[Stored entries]
::::

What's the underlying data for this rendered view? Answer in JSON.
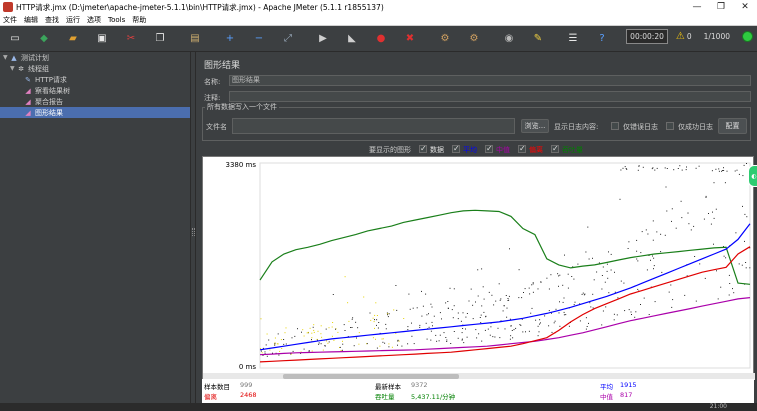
{
  "window": {
    "title": "HTTP请求.jmx (D:\\jmeter\\apache-jmeter-5.1.1\\bin\\HTTP请求.jmx) - Apache JMeter (5.1.1 r1855137)",
    "minimize": "—",
    "restore": "❐",
    "close": "✕"
  },
  "menu": [
    "文件",
    "编辑",
    "查找",
    "运行",
    "选项",
    "Tools",
    "帮助"
  ],
  "toolbar": {
    "icons": [
      {
        "name": "new-icon",
        "glyph": "▭",
        "color": "#e8e8e8"
      },
      {
        "name": "templates-icon",
        "glyph": "◆",
        "color": "#3ba55c"
      },
      {
        "name": "open-icon",
        "glyph": "▰",
        "color": "#e0a030"
      },
      {
        "name": "save-icon",
        "glyph": "▣",
        "color": "#e8e8e8"
      },
      {
        "name": "cut-icon",
        "glyph": "✂",
        "color": "#e04040"
      },
      {
        "name": "copy-icon",
        "glyph": "❐",
        "color": "#e8e8e8"
      },
      {
        "name": "paste-icon",
        "glyph": "▤",
        "color": "#d0b070"
      },
      {
        "name": "expand-icon",
        "glyph": "+",
        "color": "#5aa0ff"
      },
      {
        "name": "collapse-icon",
        "glyph": "−",
        "color": "#5aa0ff"
      },
      {
        "name": "toggle-icon",
        "glyph": "⤢",
        "color": "#9ab"
      },
      {
        "name": "start-icon",
        "glyph": "▶",
        "color": "#cfcfcf"
      },
      {
        "name": "start-no-pause-icon",
        "glyph": "◣",
        "color": "#cfcfcf"
      },
      {
        "name": "stop-icon",
        "glyph": "●",
        "color": "#e03030"
      },
      {
        "name": "shutdown-icon",
        "glyph": "✖",
        "color": "#e03030"
      },
      {
        "name": "clear-icon",
        "glyph": "⚙",
        "color": "#d0a060"
      },
      {
        "name": "clear-all-icon",
        "glyph": "⚙",
        "color": "#d0a060"
      },
      {
        "name": "search-icon",
        "glyph": "◉",
        "color": "#bbbbbb"
      },
      {
        "name": "reset-search-icon",
        "glyph": "✎",
        "color": "#f0d040"
      },
      {
        "name": "function-helper-icon",
        "glyph": "☰",
        "color": "#e8e8e8"
      },
      {
        "name": "help-icon",
        "glyph": "?",
        "color": "#5aa0ff"
      }
    ],
    "timer": "00:00:20",
    "warning_count": "0",
    "threads": "1/1000",
    "accent": "#3c3f41"
  },
  "tree": [
    {
      "label": "测试计划",
      "indent": 0,
      "icon": "test-plan-icon",
      "glyph": "▲",
      "color": "#9ab8e8",
      "arrow": "▼",
      "selected": false
    },
    {
      "label": "线程组",
      "indent": 1,
      "icon": "thread-group-icon",
      "glyph": "✲",
      "color": "#d0d0d0",
      "arrow": "▼",
      "selected": false
    },
    {
      "label": "HTTP请求",
      "indent": 2,
      "icon": "http-sampler-icon",
      "glyph": "✎",
      "color": "#9ab8e8",
      "arrow": "",
      "selected": false
    },
    {
      "label": "察看结果树",
      "indent": 2,
      "icon": "listener-icon",
      "glyph": "◢",
      "color": "#e080c0",
      "arrow": "",
      "selected": false
    },
    {
      "label": "聚合报告",
      "indent": 2,
      "icon": "listener-icon",
      "glyph": "◢",
      "color": "#e080c0",
      "arrow": "",
      "selected": false
    },
    {
      "label": "图形结果",
      "indent": 2,
      "icon": "listener-icon",
      "glyph": "◢",
      "color": "#e080c0",
      "arrow": "",
      "selected": true
    }
  ],
  "panel": {
    "title": "图形结果",
    "name_label": "名称:",
    "name_value": "图形结果",
    "comment_label": "注释:",
    "comment_value": "",
    "fileset_legend": "所有数据写入一个文件",
    "file_label": "文件名",
    "file_value": "",
    "browse": "浏览...",
    "log_content_label": "显示日志内容:",
    "errors_only": "仅错误日志",
    "success_only": "仅成功日志",
    "configure": "配置"
  },
  "graph_options": {
    "label": "要显示的图形",
    "items": [
      {
        "label": "数据",
        "color": "#000000"
      },
      {
        "label": "平均",
        "color": "#0000ff"
      },
      {
        "label": "中值",
        "color": "#aa00aa"
      },
      {
        "label": "偏离",
        "color": "#ff0000"
      },
      {
        "label": "吞吐量",
        "color": "#008000"
      }
    ]
  },
  "chart_data": {
    "type": "line",
    "title": "",
    "xlabel": "",
    "ylabel": "",
    "y_top_label": "3380 ms",
    "y_bottom_label": "0 ms",
    "ylim": [
      0,
      3380
    ],
    "n_samples": 999,
    "series": [
      {
        "name": "吞吐量",
        "color": "#1a7f1a",
        "values": [
          1450,
          1750,
          1880,
          1950,
          1990,
          2040,
          2100,
          2150,
          2200,
          2260,
          2300,
          2340,
          2400,
          2440,
          2480,
          2520,
          2560,
          2590,
          2600,
          2590,
          2580,
          2500,
          2300,
          2200,
          1800,
          1700,
          1650,
          1680,
          1700,
          1740,
          1780,
          1820,
          1850,
          1880,
          1900,
          1920,
          1940,
          1960,
          1980,
          1990,
          1400,
          1380
        ]
      },
      {
        "name": "平均",
        "color": "#0000ff",
        "values": [
          300,
          330,
          360,
          390,
          420,
          450,
          480,
          500,
          520,
          540,
          560,
          580,
          600,
          620,
          640,
          660,
          680,
          700,
          720,
          740,
          760,
          790,
          820,
          860,
          900,
          950,
          1000,
          1060,
          1120,
          1180,
          1250,
          1320,
          1400,
          1480,
          1560,
          1640,
          1720,
          1800,
          1880,
          1960,
          2120,
          2380
        ]
      },
      {
        "name": "中值",
        "color": "#aa00aa",
        "values": [
          220,
          230,
          240,
          250,
          255,
          260,
          265,
          270,
          275,
          280,
          285,
          290,
          295,
          300,
          310,
          320,
          330,
          340,
          350,
          360,
          380,
          400,
          420,
          440,
          470,
          500,
          540,
          580,
          630,
          680,
          730,
          780,
          820,
          860,
          900,
          940,
          980,
          1020,
          1060,
          1100,
          1140,
          1160
        ]
      },
      {
        "name": "偏离",
        "color": "#e00000",
        "values": [
          100,
          110,
          120,
          130,
          140,
          150,
          160,
          170,
          180,
          190,
          200,
          210,
          220,
          230,
          240,
          250,
          260,
          280,
          300,
          320,
          340,
          360,
          400,
          450,
          500,
          620,
          760,
          880,
          980,
          1060,
          1140,
          1220,
          1280,
          1340,
          1400,
          1460,
          1520,
          1580,
          1620,
          1660,
          1880,
          2000
        ]
      }
    ]
  },
  "legend": {
    "samples_label": "样本数目",
    "samples_value": "999",
    "latest_label": "最新样本",
    "latest_value": "9372",
    "average_label": "平均",
    "average_value": "1915",
    "deviation_label": "偏离",
    "deviation_value": "2468",
    "throughput_label": "吞吐量",
    "throughput_value": "5,437.11/分钟",
    "median_label": "中值",
    "median_value": "817"
  },
  "statusbar": {
    "clock": "21:00"
  }
}
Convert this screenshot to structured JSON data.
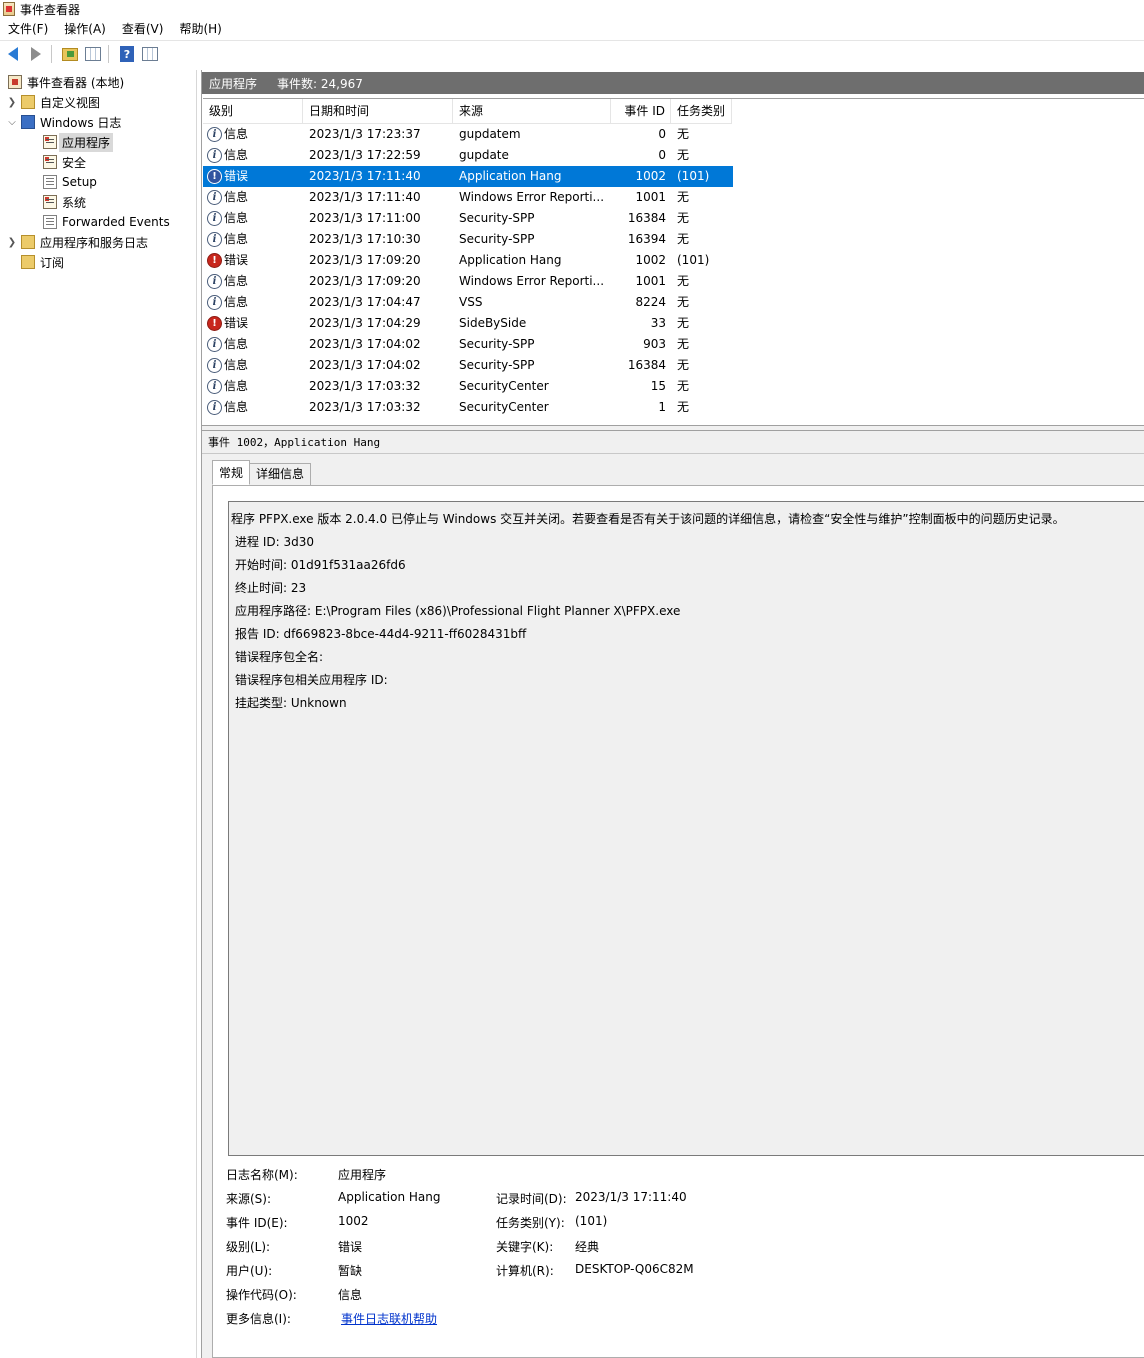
{
  "window": {
    "title": "事件查看器"
  },
  "menu": [
    "文件(F)",
    "操作(A)",
    "查看(V)",
    "帮助(H)"
  ],
  "nav": {
    "items": [
      {
        "label": "事件查看器 (本地)",
        "icon": "event-viewer-icon"
      },
      {
        "label": "自定义视图",
        "icon": "folder-icon"
      },
      {
        "label": "Windows 日志",
        "icon": "windows-log-icon"
      },
      {
        "label": "应用程序",
        "icon": "log-icon"
      },
      {
        "label": "安全",
        "icon": "log-icon"
      },
      {
        "label": "Setup",
        "icon": "doc-icon"
      },
      {
        "label": "系统",
        "icon": "log-icon"
      },
      {
        "label": "Forwarded Events",
        "icon": "doc-icon"
      },
      {
        "label": "应用程序和服务日志",
        "icon": "folder-icon"
      },
      {
        "label": "订阅",
        "icon": "subscription-icon"
      }
    ]
  },
  "list": {
    "name": "应用程序",
    "count": "事件数: 24,967",
    "columns": [
      "级别",
      "日期和时间",
      "来源",
      "事件 ID",
      "任务类别"
    ],
    "rows": [
      {
        "level": "信息",
        "type": "info",
        "date": "2023/1/3 17:23:37",
        "source": "gupdatem",
        "id": "0",
        "task": "无"
      },
      {
        "level": "信息",
        "type": "info",
        "date": "2023/1/3 17:22:59",
        "source": "gupdate",
        "id": "0",
        "task": "无"
      },
      {
        "level": "错误",
        "type": "error",
        "date": "2023/1/3 17:11:40",
        "source": "Application Hang",
        "id": "1002",
        "task": "(101)",
        "selected": true
      },
      {
        "level": "信息",
        "type": "info",
        "date": "2023/1/3 17:11:40",
        "source": "Windows Error Reporti...",
        "id": "1001",
        "task": "无"
      },
      {
        "level": "信息",
        "type": "info",
        "date": "2023/1/3 17:11:00",
        "source": "Security-SPP",
        "id": "16384",
        "task": "无"
      },
      {
        "level": "信息",
        "type": "info",
        "date": "2023/1/3 17:10:30",
        "source": "Security-SPP",
        "id": "16394",
        "task": "无"
      },
      {
        "level": "错误",
        "type": "error",
        "date": "2023/1/3 17:09:20",
        "source": "Application Hang",
        "id": "1002",
        "task": "(101)"
      },
      {
        "level": "信息",
        "type": "info",
        "date": "2023/1/3 17:09:20",
        "source": "Windows Error Reporti...",
        "id": "1001",
        "task": "无"
      },
      {
        "level": "信息",
        "type": "info",
        "date": "2023/1/3 17:04:47",
        "source": "VSS",
        "id": "8224",
        "task": "无"
      },
      {
        "level": "错误",
        "type": "error",
        "date": "2023/1/3 17:04:29",
        "source": "SideBySide",
        "id": "33",
        "task": "无"
      },
      {
        "level": "信息",
        "type": "info",
        "date": "2023/1/3 17:04:02",
        "source": "Security-SPP",
        "id": "903",
        "task": "无"
      },
      {
        "level": "信息",
        "type": "info",
        "date": "2023/1/3 17:04:02",
        "source": "Security-SPP",
        "id": "16384",
        "task": "无"
      },
      {
        "level": "信息",
        "type": "info",
        "date": "2023/1/3 17:03:32",
        "source": "SecurityCenter",
        "id": "15",
        "task": "无"
      },
      {
        "level": "信息",
        "type": "info",
        "date": "2023/1/3 17:03:32",
        "source": "SecurityCenter",
        "id": "1",
        "task": "无"
      }
    ]
  },
  "detail": {
    "title": "事件 1002，Application Hang",
    "tabs": [
      "常规",
      "详细信息"
    ],
    "description": [
      "程序 PFPX.exe 版本 2.0.4.0 已停止与 Windows 交互并关闭。若要查看是否有关于该问题的详细信息，请检查“安全性与维护”控制面板中的问题历史记录。",
      "进程 ID: 3d30",
      "开始时间: 01d91f531aa26fd6",
      "终止时间: 23",
      "应用程序路径: E:\\Program Files (x86)\\Professional Flight Planner X\\PFPX.exe",
      "报告 ID: df669823-8bce-44d4-9211-ff6028431bff",
      "错误程序包全名:",
      "错误程序包相关应用程序 ID:",
      "挂起类型: Unknown"
    ],
    "fields": {
      "log_name": {
        "label": "日志名称(M):",
        "value": "应用程序"
      },
      "source": {
        "label": "来源(S):",
        "value": "Application Hang"
      },
      "event_id": {
        "label": "事件 ID(E):",
        "value": "1002"
      },
      "level": {
        "label": "级别(L):",
        "value": "错误"
      },
      "user": {
        "label": "用户(U):",
        "value": "暂缺"
      },
      "opcode": {
        "label": "操作代码(O):",
        "value": "信息"
      },
      "more_info": {
        "label": "更多信息(I):",
        "value": "事件日志联机帮助"
      },
      "logged": {
        "label": "记录时间(D):",
        "value": "2023/1/3 17:11:40"
      },
      "task": {
        "label": "任务类别(Y):",
        "value": "(101)"
      },
      "keywords": {
        "label": "关键字(K):",
        "value": "经典"
      },
      "computer": {
        "label": "计算机(R):",
        "value": "DESKTOP-Q06C82M"
      }
    }
  }
}
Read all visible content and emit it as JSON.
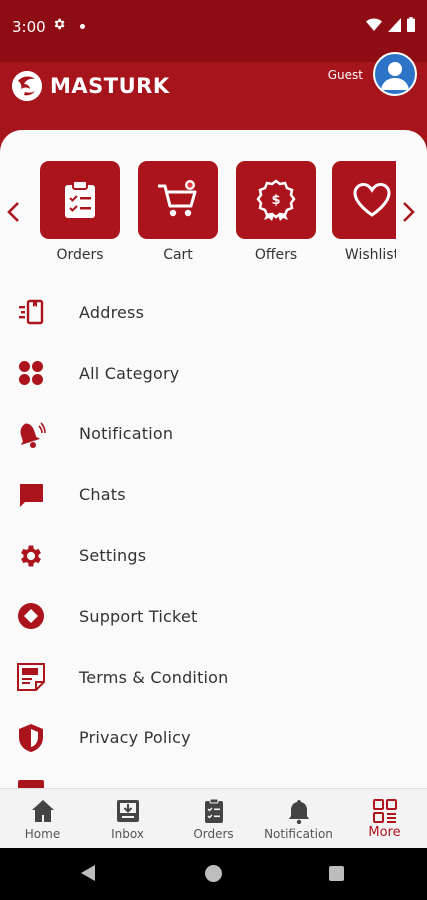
{
  "status_bar": {
    "time": "3:00",
    "icons": [
      "settings-icon",
      "notification-dot-icon",
      "wifi-icon",
      "signal-icon",
      "battery-icon"
    ]
  },
  "header": {
    "brand": "MASTURK",
    "guest_label": "Guest",
    "accent_color": "#a6141c"
  },
  "quick_tiles": [
    {
      "label": "Orders",
      "icon": "clipboard-list-icon"
    },
    {
      "label": "Cart",
      "icon": "cart-icon"
    },
    {
      "label": "Offers",
      "icon": "offer-badge-icon"
    },
    {
      "label": "Wishlist",
      "icon": "heart-icon"
    }
  ],
  "menu": [
    {
      "label": "Address",
      "icon": "address-icon"
    },
    {
      "label": "All Category",
      "icon": "category-grid-icon"
    },
    {
      "label": "Notification",
      "icon": "bell-icon"
    },
    {
      "label": "Chats",
      "icon": "chat-icon"
    },
    {
      "label": "Settings",
      "icon": "gear-icon"
    },
    {
      "label": "Support Ticket",
      "icon": "support-ticket-icon"
    },
    {
      "label": "Terms & Condition",
      "icon": "terms-icon"
    },
    {
      "label": "Privacy Policy",
      "icon": "shield-icon"
    }
  ],
  "bottom_nav": {
    "items": [
      {
        "label": "Home",
        "icon": "home-icon"
      },
      {
        "label": "Inbox",
        "icon": "inbox-icon"
      },
      {
        "label": "Orders",
        "icon": "clipboard-icon"
      },
      {
        "label": "Notification",
        "icon": "bell-icon"
      },
      {
        "label": "More",
        "icon": "grid-more-icon"
      }
    ],
    "active": "More"
  }
}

::::

What is needed: Leave out each picture and extract the lines from the one containing "Read all visible content and emit it as JSON." through the end of the records above, inclusive, exactly as they stand.

The result:
Read all visible content and emit it as JSON.
{
  "status_bar": {
    "time": "3:00",
    "icons": [
      "settings-icon",
      "notification-dot-icon",
      "wifi-icon",
      "signal-icon",
      "battery-icon"
    ]
  },
  "header": {
    "brand": "MASTURK",
    "guest_label": "Guest",
    "accent_color": "#a6141c"
  },
  "quick_tiles": [
    {
      "label": "Orders",
      "icon": "clipboard-list-icon"
    },
    {
      "label": "Cart",
      "icon": "cart-icon"
    },
    {
      "label": "Offers",
      "icon": "offer-badge-icon"
    },
    {
      "label": "Wishlist",
      "icon": "heart-icon"
    }
  ],
  "menu": [
    {
      "label": "Address",
      "icon": "address-icon"
    },
    {
      "label": "All Category",
      "icon": "category-grid-icon"
    },
    {
      "label": "Notification",
      "icon": "bell-icon"
    },
    {
      "label": "Chats",
      "icon": "chat-icon"
    },
    {
      "label": "Settings",
      "icon": "gear-icon"
    },
    {
      "label": "Support Ticket",
      "icon": "support-ticket-icon"
    },
    {
      "label": "Terms & Condition",
      "icon": "terms-icon"
    },
    {
      "label": "Privacy Policy",
      "icon": "shield-icon"
    }
  ],
  "bottom_nav": {
    "items": [
      {
        "label": "Home",
        "icon": "home-icon"
      },
      {
        "label": "Inbox",
        "icon": "inbox-icon"
      },
      {
        "label": "Orders",
        "icon": "clipboard-icon"
      },
      {
        "label": "Notification",
        "icon": "bell-icon"
      },
      {
        "label": "More",
        "icon": "grid-more-icon"
      }
    ],
    "active": "More"
  }
}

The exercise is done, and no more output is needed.